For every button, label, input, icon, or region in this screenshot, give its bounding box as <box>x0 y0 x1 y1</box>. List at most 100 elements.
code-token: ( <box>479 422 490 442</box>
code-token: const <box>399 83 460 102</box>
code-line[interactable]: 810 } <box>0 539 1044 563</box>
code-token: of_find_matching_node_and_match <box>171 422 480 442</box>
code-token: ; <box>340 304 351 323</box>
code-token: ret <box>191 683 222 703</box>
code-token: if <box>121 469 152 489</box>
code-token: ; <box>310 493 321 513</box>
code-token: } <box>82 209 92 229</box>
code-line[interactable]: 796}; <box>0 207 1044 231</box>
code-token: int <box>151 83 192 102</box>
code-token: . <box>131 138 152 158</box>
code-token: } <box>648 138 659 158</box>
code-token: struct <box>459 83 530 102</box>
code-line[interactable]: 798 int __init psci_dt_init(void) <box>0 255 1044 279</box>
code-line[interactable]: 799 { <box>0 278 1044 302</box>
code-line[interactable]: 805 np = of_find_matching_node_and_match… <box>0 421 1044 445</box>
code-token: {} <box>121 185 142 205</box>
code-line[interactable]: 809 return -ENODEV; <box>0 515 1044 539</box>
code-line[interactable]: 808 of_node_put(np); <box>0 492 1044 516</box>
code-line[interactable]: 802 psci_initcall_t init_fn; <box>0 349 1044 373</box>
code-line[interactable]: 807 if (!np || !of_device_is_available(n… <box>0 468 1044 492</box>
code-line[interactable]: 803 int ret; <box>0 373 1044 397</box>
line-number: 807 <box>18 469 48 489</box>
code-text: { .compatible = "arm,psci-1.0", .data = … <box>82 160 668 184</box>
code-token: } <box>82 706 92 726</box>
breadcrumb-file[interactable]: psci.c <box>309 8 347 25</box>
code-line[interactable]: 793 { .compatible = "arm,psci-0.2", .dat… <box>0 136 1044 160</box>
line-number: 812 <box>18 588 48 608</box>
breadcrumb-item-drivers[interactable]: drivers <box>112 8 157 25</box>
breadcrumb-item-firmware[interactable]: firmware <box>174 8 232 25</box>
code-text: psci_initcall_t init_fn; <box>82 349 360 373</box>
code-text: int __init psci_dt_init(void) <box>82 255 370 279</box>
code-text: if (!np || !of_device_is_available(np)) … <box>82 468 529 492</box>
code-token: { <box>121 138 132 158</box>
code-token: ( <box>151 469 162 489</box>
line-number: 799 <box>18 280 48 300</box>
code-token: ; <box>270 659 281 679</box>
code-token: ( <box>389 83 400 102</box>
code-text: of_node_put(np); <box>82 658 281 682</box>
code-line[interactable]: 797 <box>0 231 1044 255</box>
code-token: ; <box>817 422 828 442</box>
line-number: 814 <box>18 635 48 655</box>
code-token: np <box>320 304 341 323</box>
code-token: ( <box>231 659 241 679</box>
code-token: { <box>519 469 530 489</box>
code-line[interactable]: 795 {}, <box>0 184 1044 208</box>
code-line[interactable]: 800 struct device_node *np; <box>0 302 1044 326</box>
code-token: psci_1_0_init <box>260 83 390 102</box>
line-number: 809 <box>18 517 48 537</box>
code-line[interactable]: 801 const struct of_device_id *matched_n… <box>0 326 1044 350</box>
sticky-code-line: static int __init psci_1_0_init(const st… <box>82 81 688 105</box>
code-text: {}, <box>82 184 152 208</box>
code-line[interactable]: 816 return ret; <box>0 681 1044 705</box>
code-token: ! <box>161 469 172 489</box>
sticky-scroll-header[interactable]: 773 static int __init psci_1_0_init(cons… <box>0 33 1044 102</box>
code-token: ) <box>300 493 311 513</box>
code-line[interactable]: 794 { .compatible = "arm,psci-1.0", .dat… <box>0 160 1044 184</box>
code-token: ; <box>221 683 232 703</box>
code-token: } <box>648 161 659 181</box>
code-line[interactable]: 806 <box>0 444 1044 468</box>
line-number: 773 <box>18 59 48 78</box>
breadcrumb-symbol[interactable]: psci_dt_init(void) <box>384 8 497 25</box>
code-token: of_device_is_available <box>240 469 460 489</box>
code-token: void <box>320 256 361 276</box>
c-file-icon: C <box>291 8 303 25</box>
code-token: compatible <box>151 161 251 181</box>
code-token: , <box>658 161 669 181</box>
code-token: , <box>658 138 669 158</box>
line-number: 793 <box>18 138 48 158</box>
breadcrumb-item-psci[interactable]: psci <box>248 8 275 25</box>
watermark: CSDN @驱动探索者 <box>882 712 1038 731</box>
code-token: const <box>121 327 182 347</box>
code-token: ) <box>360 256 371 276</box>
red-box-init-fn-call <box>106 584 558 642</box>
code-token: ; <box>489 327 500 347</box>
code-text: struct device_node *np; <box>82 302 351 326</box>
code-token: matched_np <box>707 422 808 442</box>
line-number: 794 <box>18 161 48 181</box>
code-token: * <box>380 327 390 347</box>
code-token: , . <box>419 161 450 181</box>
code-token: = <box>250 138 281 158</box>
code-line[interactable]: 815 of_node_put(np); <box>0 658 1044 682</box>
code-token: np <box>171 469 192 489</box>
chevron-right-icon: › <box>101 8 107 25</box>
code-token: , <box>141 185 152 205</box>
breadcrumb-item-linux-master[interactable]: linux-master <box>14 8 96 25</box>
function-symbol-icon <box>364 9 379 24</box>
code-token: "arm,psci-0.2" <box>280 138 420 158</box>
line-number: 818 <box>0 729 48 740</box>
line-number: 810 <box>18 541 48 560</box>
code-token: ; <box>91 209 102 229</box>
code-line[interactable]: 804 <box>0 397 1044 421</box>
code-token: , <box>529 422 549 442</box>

************

> Exercise brief
List every row above that contains the string "compatible", treating uppercase and lowercase as different.

> Full answer
code-text: { .compatible = "arm,psci-1.0", .data = … <box>82 160 668 184</box>
code-line[interactable]: 793 { .compatible = "arm,psci-0.2", .dat… <box>0 136 1044 160</box>
code-line[interactable]: 794 { .compatible = "arm,psci-1.0", .dat… <box>0 160 1044 184</box>
code-token: compatible <box>151 161 251 181</box>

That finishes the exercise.